start GIVEN ENTRIES

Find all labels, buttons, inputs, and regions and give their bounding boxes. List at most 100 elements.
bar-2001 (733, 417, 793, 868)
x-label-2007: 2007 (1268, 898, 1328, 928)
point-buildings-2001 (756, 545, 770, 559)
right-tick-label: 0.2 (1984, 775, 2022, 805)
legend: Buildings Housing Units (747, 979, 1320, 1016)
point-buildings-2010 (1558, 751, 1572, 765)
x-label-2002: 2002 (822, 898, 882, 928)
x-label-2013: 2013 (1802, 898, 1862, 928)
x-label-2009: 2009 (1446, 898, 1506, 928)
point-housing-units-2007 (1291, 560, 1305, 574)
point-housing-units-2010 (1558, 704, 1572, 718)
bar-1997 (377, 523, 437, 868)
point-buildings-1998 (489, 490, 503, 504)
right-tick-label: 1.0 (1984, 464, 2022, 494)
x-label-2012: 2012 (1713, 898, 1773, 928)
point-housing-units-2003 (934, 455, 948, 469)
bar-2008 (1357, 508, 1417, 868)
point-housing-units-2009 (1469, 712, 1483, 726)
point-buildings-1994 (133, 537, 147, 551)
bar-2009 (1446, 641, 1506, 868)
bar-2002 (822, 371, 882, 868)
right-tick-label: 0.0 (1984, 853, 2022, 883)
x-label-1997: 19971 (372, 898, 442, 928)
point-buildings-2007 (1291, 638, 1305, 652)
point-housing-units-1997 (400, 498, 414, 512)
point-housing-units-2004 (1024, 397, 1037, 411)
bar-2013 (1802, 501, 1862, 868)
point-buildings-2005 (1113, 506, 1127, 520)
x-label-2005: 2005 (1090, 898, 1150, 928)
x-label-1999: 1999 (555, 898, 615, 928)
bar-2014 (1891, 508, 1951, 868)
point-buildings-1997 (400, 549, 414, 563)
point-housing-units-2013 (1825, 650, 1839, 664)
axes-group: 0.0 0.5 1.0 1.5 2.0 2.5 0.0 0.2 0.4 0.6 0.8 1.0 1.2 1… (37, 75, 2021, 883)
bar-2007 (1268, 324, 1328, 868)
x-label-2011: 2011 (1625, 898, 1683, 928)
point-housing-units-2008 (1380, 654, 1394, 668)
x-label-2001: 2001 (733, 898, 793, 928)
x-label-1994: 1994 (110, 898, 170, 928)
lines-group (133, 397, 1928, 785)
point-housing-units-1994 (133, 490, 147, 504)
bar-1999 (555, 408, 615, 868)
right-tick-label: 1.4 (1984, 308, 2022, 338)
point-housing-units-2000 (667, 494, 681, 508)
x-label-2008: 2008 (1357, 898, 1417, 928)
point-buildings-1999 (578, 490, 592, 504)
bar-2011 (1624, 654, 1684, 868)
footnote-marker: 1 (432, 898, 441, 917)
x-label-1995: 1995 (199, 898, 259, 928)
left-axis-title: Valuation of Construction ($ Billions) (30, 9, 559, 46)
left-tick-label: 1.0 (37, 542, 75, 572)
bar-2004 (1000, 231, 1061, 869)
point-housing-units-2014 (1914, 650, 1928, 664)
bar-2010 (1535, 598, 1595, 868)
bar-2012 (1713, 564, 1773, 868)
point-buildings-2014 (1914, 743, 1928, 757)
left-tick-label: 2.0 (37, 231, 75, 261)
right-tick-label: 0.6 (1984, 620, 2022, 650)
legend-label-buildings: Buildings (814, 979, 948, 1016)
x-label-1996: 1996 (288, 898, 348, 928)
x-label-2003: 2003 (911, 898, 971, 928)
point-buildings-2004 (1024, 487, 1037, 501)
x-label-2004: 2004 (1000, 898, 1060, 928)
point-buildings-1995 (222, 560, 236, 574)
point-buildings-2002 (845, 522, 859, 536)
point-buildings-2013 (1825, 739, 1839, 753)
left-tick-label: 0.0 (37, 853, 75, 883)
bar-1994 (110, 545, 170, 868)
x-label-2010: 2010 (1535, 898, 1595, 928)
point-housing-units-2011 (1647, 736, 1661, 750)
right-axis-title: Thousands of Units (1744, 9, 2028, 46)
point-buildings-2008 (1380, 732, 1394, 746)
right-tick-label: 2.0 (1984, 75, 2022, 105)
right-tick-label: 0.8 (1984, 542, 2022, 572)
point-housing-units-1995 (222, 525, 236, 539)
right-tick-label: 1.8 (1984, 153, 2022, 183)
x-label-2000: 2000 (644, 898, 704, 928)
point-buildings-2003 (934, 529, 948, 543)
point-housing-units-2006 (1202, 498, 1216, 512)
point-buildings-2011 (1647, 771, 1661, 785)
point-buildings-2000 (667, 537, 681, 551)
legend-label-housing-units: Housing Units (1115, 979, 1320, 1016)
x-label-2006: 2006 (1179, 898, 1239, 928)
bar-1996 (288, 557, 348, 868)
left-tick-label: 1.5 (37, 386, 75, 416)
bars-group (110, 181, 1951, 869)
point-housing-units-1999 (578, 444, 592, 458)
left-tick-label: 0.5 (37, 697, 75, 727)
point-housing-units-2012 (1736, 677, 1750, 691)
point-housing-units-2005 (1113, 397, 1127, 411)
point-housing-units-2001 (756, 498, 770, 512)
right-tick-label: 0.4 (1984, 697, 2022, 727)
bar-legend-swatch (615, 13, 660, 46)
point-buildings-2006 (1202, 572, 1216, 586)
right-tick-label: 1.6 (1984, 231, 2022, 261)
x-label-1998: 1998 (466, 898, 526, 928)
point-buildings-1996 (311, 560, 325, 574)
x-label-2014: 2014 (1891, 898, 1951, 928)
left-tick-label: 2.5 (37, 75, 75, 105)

end GIVEN ENTRIES

Copy out every line of the data above word for word, changing nothing.

Find all labels, buttons, inputs, and regions and give their bounding boxes. List at most 100 elements.
bar-2001 (733, 417, 793, 868)
x-label-2007: 2007 (1268, 898, 1328, 928)
point-buildings-2001 (756, 545, 770, 559)
right-tick-label: 0.2 (1984, 775, 2022, 805)
legend: Buildings Housing Units (747, 979, 1320, 1016)
point-buildings-2010 (1558, 751, 1572, 765)
x-label-2002: 2002 (822, 898, 882, 928)
x-label-2013: 2013 (1802, 898, 1862, 928)
x-label-2009: 2009 (1446, 898, 1506, 928)
point-housing-units-2007 (1291, 560, 1305, 574)
point-housing-units-2010 (1558, 704, 1572, 718)
bar-1997 (377, 523, 437, 868)
point-buildings-1998 (489, 490, 503, 504)
right-tick-label: 1.0 (1984, 464, 2022, 494)
x-label-2012: 2012 (1713, 898, 1773, 928)
point-housing-units-2003 (934, 455, 948, 469)
bar-2008 (1357, 508, 1417, 868)
point-housing-units-2009 (1469, 712, 1483, 726)
point-buildings-1994 (133, 537, 147, 551)
bar-2009 (1446, 641, 1506, 868)
bar-2002 (822, 371, 882, 868)
right-tick-label: 0.0 (1984, 853, 2022, 883)
x-label-1997: 19971 (372, 898, 442, 928)
point-buildings-2007 (1291, 638, 1305, 652)
point-housing-units-1997 (400, 498, 414, 512)
point-housing-units-2004 (1024, 397, 1037, 411)
bar-2013 (1802, 501, 1862, 868)
point-buildings-2005 (1113, 506, 1127, 520)
x-label-2005: 2005 (1090, 898, 1150, 928)
x-label-1999: 1999 (555, 898, 615, 928)
bar-2014 (1891, 508, 1951, 868)
point-buildings-1997 (400, 549, 414, 563)
point-housing-units-2013 (1825, 650, 1839, 664)
axes-group: 0.0 0.5 1.0 1.5 2.0 2.5 0.0 0.2 0.4 0.6 0.8 1.0 1.2 1… (37, 75, 2021, 883)
bar-2007 (1268, 324, 1328, 868)
x-label-2011: 2011 (1625, 898, 1683, 928)
point-housing-units-2008 (1380, 654, 1394, 668)
x-label-2001: 2001 (733, 898, 793, 928)
x-label-1994: 1994 (110, 898, 170, 928)
lines-group (133, 397, 1928, 785)
point-housing-units-1994 (133, 490, 147, 504)
bar-1999 (555, 408, 615, 868)
right-tick-label: 1.4 (1984, 308, 2022, 338)
point-housing-units-2000 (667, 494, 681, 508)
x-label-2008: 2008 (1357, 898, 1417, 928)
point-buildings-1999 (578, 490, 592, 504)
bar-2011 (1624, 654, 1684, 868)
footnote-marker: 1 (432, 898, 441, 917)
x-label-1995: 1995 (199, 898, 259, 928)
left-axis-title: Valuation of Construction ($ Billions) (30, 9, 559, 46)
left-tick-label: 1.0 (37, 542, 75, 572)
bar-2004 (1000, 231, 1061, 869)
point-housing-units-2014 (1914, 650, 1928, 664)
bar-2010 (1535, 598, 1595, 868)
bar-2012 (1713, 564, 1773, 868)
point-buildings-2014 (1914, 743, 1928, 757)
left-tick-label: 2.0 (37, 231, 75, 261)
right-tick-label: 0.6 (1984, 620, 2022, 650)
legend-label-buildings: Buildings (814, 979, 948, 1016)
x-label-1996: 1996 (288, 898, 348, 928)
x-label-2003: 2003 (911, 898, 971, 928)
point-buildings-2004 (1024, 487, 1037, 501)
x-label-2004: 2004 (1000, 898, 1060, 928)
point-buildings-1995 (222, 560, 236, 574)
point-buildings-2002 (845, 522, 859, 536)
point-buildings-2013 (1825, 739, 1839, 753)
left-tick-label: 0.0 (37, 853, 75, 883)
bar-1994 (110, 545, 170, 868)
x-label-2010: 2010 (1535, 898, 1595, 928)
point-housing-units-2011 (1647, 736, 1661, 750)
right-axis-title: Thousands of Units (1744, 9, 2028, 46)
point-buildings-2008 (1380, 732, 1394, 746)
right-tick-label: 2.0 (1984, 75, 2022, 105)
right-tick-label: 0.8 (1984, 542, 2022, 572)
point-housing-units-1995 (222, 525, 236, 539)
right-tick-label: 1.8 (1984, 153, 2022, 183)
x-label-2000: 2000 (644, 898, 704, 928)
point-buildings-2003 (934, 529, 948, 543)
point-housing-units-2006 (1202, 498, 1216, 512)
point-buildings-2011 (1647, 771, 1661, 785)
point-buildings-2000 (667, 537, 681, 551)
legend-label-housing-units: Housing Units (1115, 979, 1320, 1016)
x-label-2006: 2006 (1179, 898, 1239, 928)
bar-1996 (288, 557, 348, 868)
left-tick-label: 1.5 (37, 386, 75, 416)
bars-group (110, 181, 1951, 869)
point-housing-units-1999 (578, 444, 592, 458)
left-tick-label: 0.5 (37, 697, 75, 727)
point-housing-units-2012 (1736, 677, 1750, 691)
point-housing-units-2005 (1113, 397, 1127, 411)
point-housing-units-2001 (756, 498, 770, 512)
right-tick-label: 0.4 (1984, 697, 2022, 727)
bar-legend-swatch (615, 13, 660, 46)
point-buildings-2006 (1202, 572, 1216, 586)
right-tick-label: 1.6 (1984, 231, 2022, 261)
x-label-1998: 1998 (466, 898, 526, 928)
point-buildings-1996 (311, 560, 325, 574)
x-label-2014: 2014 (1891, 898, 1951, 928)
left-tick-label: 2.5 (37, 75, 75, 105)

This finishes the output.